> WRITTEN INSTRUCTION
Print all of the data exactly as written.

> RECORDS SHOWN

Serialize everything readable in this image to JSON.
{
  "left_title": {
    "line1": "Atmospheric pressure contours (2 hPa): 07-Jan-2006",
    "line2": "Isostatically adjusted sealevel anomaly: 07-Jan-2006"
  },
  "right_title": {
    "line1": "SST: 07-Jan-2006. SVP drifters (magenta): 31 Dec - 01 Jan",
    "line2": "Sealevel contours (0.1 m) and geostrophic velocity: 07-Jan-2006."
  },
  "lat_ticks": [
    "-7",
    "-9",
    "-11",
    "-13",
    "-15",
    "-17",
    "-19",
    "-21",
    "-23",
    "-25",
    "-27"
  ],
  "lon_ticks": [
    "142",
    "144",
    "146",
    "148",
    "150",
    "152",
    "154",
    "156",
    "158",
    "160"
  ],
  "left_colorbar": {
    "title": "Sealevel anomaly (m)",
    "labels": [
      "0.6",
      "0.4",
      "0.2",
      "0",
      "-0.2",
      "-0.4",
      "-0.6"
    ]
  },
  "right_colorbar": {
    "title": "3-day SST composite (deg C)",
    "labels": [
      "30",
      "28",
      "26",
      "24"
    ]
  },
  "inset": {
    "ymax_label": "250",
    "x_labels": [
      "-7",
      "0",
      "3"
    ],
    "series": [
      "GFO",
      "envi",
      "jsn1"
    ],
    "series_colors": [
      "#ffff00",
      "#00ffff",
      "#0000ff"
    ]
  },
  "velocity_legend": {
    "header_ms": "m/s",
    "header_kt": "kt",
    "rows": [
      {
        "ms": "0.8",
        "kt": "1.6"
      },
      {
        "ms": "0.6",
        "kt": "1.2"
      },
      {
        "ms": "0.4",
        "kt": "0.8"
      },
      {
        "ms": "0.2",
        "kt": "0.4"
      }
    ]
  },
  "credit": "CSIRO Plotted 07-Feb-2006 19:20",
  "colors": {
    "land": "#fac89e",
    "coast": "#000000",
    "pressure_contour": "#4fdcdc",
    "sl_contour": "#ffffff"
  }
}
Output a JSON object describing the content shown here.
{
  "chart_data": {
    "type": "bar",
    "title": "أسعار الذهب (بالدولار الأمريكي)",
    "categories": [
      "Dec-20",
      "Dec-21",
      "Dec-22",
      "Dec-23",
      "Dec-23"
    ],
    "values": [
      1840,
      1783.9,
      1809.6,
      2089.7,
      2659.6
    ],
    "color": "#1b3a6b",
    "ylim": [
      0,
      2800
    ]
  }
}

> ANSWER TO THE EXERCISE
Serialize everything readable in this image to JSON.
{
  "left_title": {
    "line1": "Atmospheric pressure contours (2 hPa): 07-Jan-2006",
    "line2": "Isostatically adjusted sealevel anomaly: 07-Jan-2006"
  },
  "right_title": {
    "line1": "SST: 07-Jan-2006. SVP drifters (magenta): 31 Dec - 01 Jan",
    "line2": "Sealevel contours (0.1 m) and geostrophic velocity: 07-Jan-2006."
  },
  "lat_ticks": [
    "-7",
    "-9",
    "-11",
    "-13",
    "-15",
    "-17",
    "-19",
    "-21",
    "-23",
    "-25",
    "-27"
  ],
  "lon_ticks": [
    "142",
    "144",
    "146",
    "148",
    "150",
    "152",
    "154",
    "156",
    "158",
    "160"
  ],
  "left_colorbar": {
    "title": "Sealevel anomaly (m)",
    "labels": [
      "0.6",
      "0.4",
      "0.2",
      "0",
      "-0.2",
      "-0.4",
      "-0.6"
    ]
  },
  "right_colorbar": {
    "title": "3-day SST composite (deg C)",
    "labels": [
      "30",
      "28",
      "26",
      "24"
    ]
  },
  "inset": {
    "ymax_label": "250",
    "x_labels": [
      "-7",
      "0",
      "3"
    ],
    "series": [
      "GFO",
      "envi",
      "jsn1"
    ],
    "series_colors": [
      "#ffff00",
      "#00ffff",
      "#0000ff"
    ]
  },
  "velocity_legend": {
    "header_ms": "m/s",
    "header_kt": "kt",
    "rows": [
      {
        "ms": "0.8",
        "kt": "1.6"
      },
      {
        "ms": "0.6",
        "kt": "1.2"
      },
      {
        "ms": "0.4",
        "kt": "0.8"
      },
      {
        "ms": "0.2",
        "kt": "0.4"
      }
    ]
  },
  "credit": "CSIRO Plotted 07-Feb-2006 19:20",
  "colors": {
    "land": "#fac89e",
    "coast": "#000000",
    "pressure_contour": "#4fdcdc",
    "sl_contour": "#ffffff"
  }
}
Output a JSON object describing the content shown here.
{
  "chart_data": {
    "type": "bar",
    "title": "أسعار الذهب (بالدولار الأمريكي)",
    "categories": [
      "Dec-20",
      "Dec-21",
      "Dec-22",
      "Dec-23",
      "Dec-23"
    ],
    "values": [
      1840,
      1783.9,
      1809.6,
      2089.7,
      2659.6
    ],
    "color": "#1b3a6b",
    "ylim": [
      0,
      2800
    ]
  }
}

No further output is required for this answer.